(Required action):
Return, from the listing that follows, each line containing the word "procedure".

(Dataset entries):
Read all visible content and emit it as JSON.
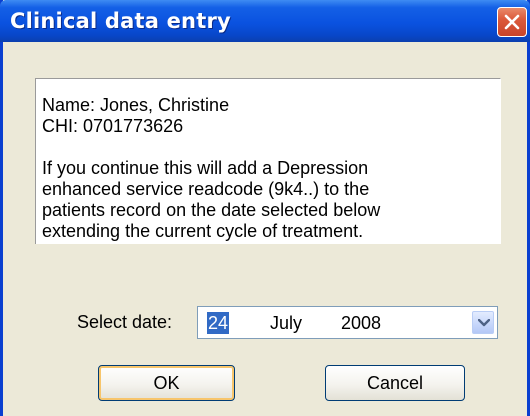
{
  "window": {
    "title": "Clinical data entry"
  },
  "message": {
    "name_line": "Name: Jones, Christine",
    "chi_line": "CHI: 0701773626",
    "body_lines": [
      "If you continue this will add a Depression",
      "enhanced service readcode (9k4..) to the",
      "patients record on the date selected below",
      "extending the current cycle of treatment."
    ]
  },
  "date": {
    "label": "Select date:",
    "day": "24",
    "month": "July",
    "year": "2008"
  },
  "buttons": {
    "ok_label": "OK",
    "cancel_label": "Cancel"
  },
  "icons": {
    "close": "close-icon",
    "dropdown": "chevron-down-icon"
  },
  "colors": {
    "titlebar": "#0a52e0",
    "close_button": "#dc5a3c",
    "selection": "#316ac5",
    "dialog_bg": "#ece9d8"
  }
}
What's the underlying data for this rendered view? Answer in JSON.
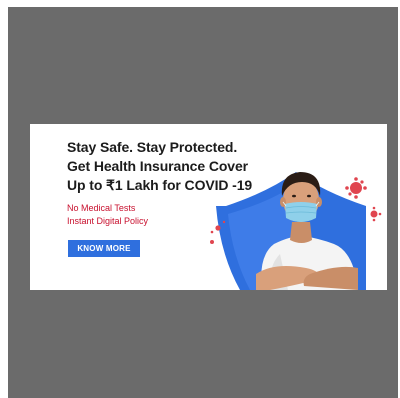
{
  "banner": {
    "headline_line1": "Stay Safe. Stay Protected.",
    "headline_line2": "Get Health Insurance Cover",
    "headline_line3": "Up to ₹1 Lakh for COVID -19",
    "feature1": "No Medical Tests",
    "feature2": "Instant Digital Policy",
    "cta_label": "KNOW MORE"
  },
  "colors": {
    "frame_bg": "#6b6b6b",
    "banner_bg": "#ffffff",
    "headline": "#1c1c1c",
    "feature_text": "#c8102e",
    "cta_bg": "#2f6fde",
    "shield": "#2f6fde",
    "virus": "#e0454f"
  },
  "icons": {
    "hero": "masked-man-with-shield-illustration"
  }
}
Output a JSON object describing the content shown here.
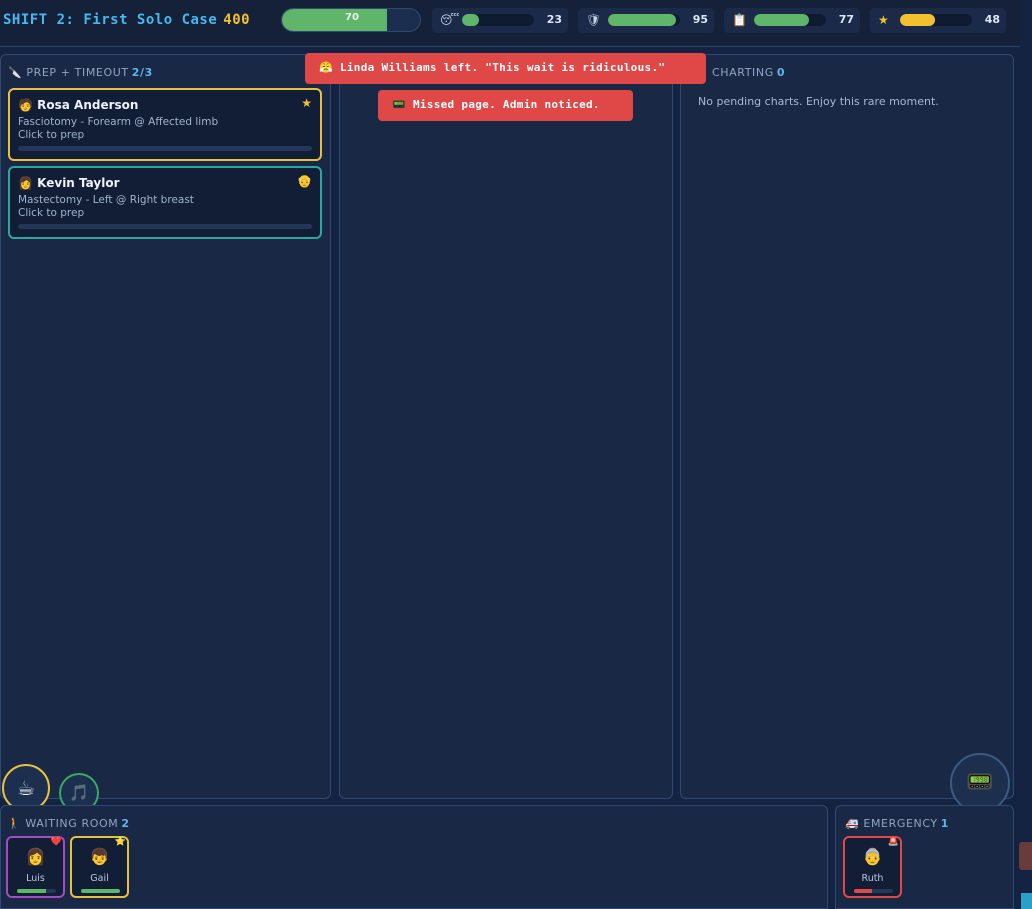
{
  "header": {
    "shift_title": "SHIFT 2: First Solo Case",
    "score": "400",
    "main_meter": {
      "value": "70",
      "fraction": 0.76,
      "color": "#5fb56a"
    },
    "stats": [
      {
        "icon": "sleepy-face-icon",
        "glyph": "😴",
        "value": "23",
        "fraction": 0.23,
        "color": "#5fb56a"
      },
      {
        "icon": "shield-icon",
        "glyph": "🛡",
        "value": "95",
        "fraction": 0.95,
        "color": "#5fb56a"
      },
      {
        "icon": "clipboard-icon",
        "glyph": "📋",
        "value": "77",
        "fraction": 0.77,
        "color": "#5fb56a"
      },
      {
        "icon": "star-icon",
        "glyph": "★",
        "value": "48",
        "fraction": 0.48,
        "color": "#f2c22e"
      }
    ]
  },
  "prep_panel": {
    "icon": "scalpel-icon",
    "glyph": "🔪",
    "title": "PREP + TIMEOUT",
    "count": "2/3",
    "cards": [
      {
        "face": "🧑",
        "name": "Rosa Anderson",
        "procedure": "Fasciotomy - Forearm @ Affected limb",
        "action": "Click to prep",
        "badge": "★",
        "badge_icon": "star-icon"
      },
      {
        "face": "👩",
        "name": "Kevin Taylor",
        "procedure": "Mastectomy - Left @ Right breast",
        "action": "Click to prep",
        "badge": "👴",
        "badge_icon": "elderly-icon"
      }
    ]
  },
  "toasts": [
    {
      "glyph": "😤",
      "text": "Linda Williams left. \"This wait is ridiculous.\""
    },
    {
      "glyph": "📟",
      "text": "Missed page. Admin noticed."
    }
  ],
  "charting_panel": {
    "title": "CHARTING",
    "count": "0",
    "empty_text": "No pending charts. Enjoy this rare moment."
  },
  "actions": {
    "coffee": "☕",
    "music": "🎵",
    "pager": "📟"
  },
  "waiting_room": {
    "glyph": "🚶",
    "title": "WAITING ROOM",
    "count": "2",
    "patients": [
      {
        "face": "👩",
        "name": "Luis",
        "tag": "❤️",
        "bar_fraction": 0.75,
        "bar_color": "#5fb56a",
        "border": "#a04ec0"
      },
      {
        "face": "👦",
        "name": "Gail",
        "tag": "⭐",
        "bar_fraction": 1.0,
        "bar_color": "#5fb56a",
        "border": "#e8c040"
      }
    ]
  },
  "emergency": {
    "glyph": "🚑",
    "title": "EMERGENCY",
    "count": "1",
    "patients": [
      {
        "face": "👵",
        "name": "Ruth",
        "tag": "🚨",
        "bar_fraction": 0.45,
        "bar_color": "#e04848",
        "border": "#e04848"
      }
    ]
  }
}
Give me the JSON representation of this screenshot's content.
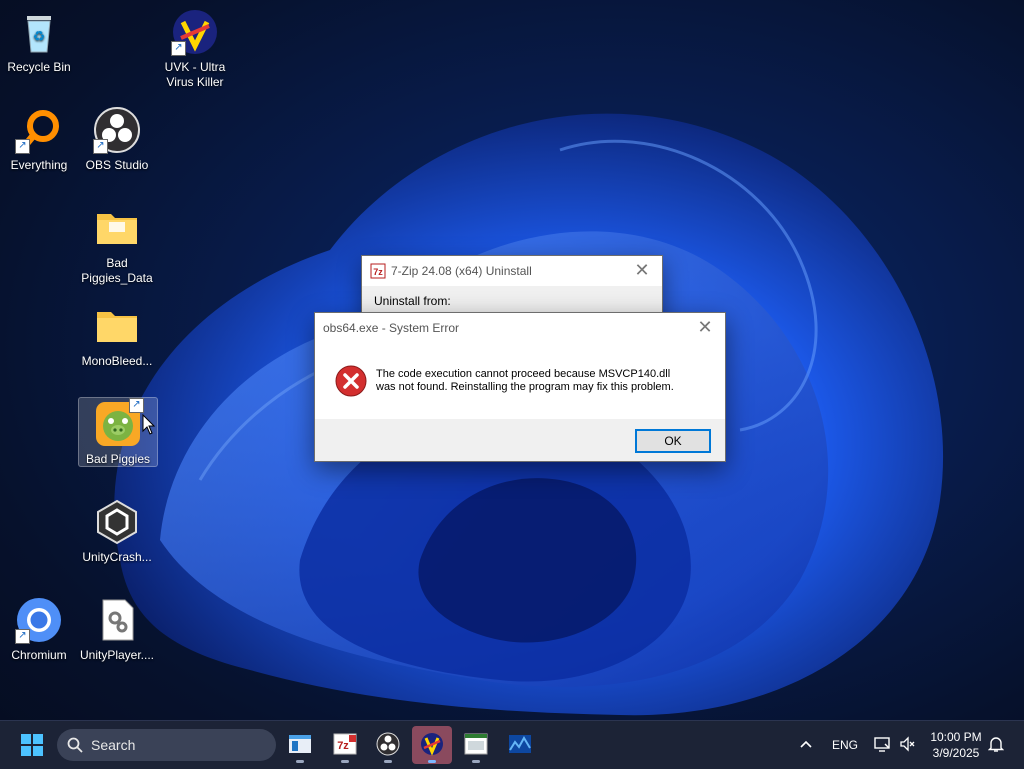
{
  "desktop_icons": [
    {
      "label": "Recycle Bin"
    },
    {
      "label": "UVK - Ultra Virus Killer"
    },
    {
      "label": "Everything"
    },
    {
      "label": "OBS Studio"
    },
    {
      "label": "Bad Piggies_Data"
    },
    {
      "label": "MonoBleed..."
    },
    {
      "label": "Bad Piggies"
    },
    {
      "label": "UnityCrash..."
    },
    {
      "label": "Chromium"
    },
    {
      "label": "UnityPlayer...."
    }
  ],
  "uninstall_dialog": {
    "title": "7-Zip 24.08 (x64) Uninstall",
    "label": "Uninstall from:"
  },
  "error_dialog": {
    "title": "obs64.exe - System Error",
    "message_line1": "The code execution cannot proceed because MSVCP140.dll",
    "message_line2": "was not found. Reinstalling the program may fix this problem.",
    "ok_label": "OK"
  },
  "taskbar": {
    "search_label": "Search",
    "language": "ENG",
    "time": "10:00 PM",
    "date": "3/9/2025"
  },
  "colors": {
    "accent": "#0078d7",
    "error_red": "#d32f2f",
    "taskbar_bg": "#1c2336"
  }
}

(Exercise output):
        "procedure": "Fasciotomy - Forearm @ Affected limb",
        "procedure": "Mastectomy - Left @ Right breast",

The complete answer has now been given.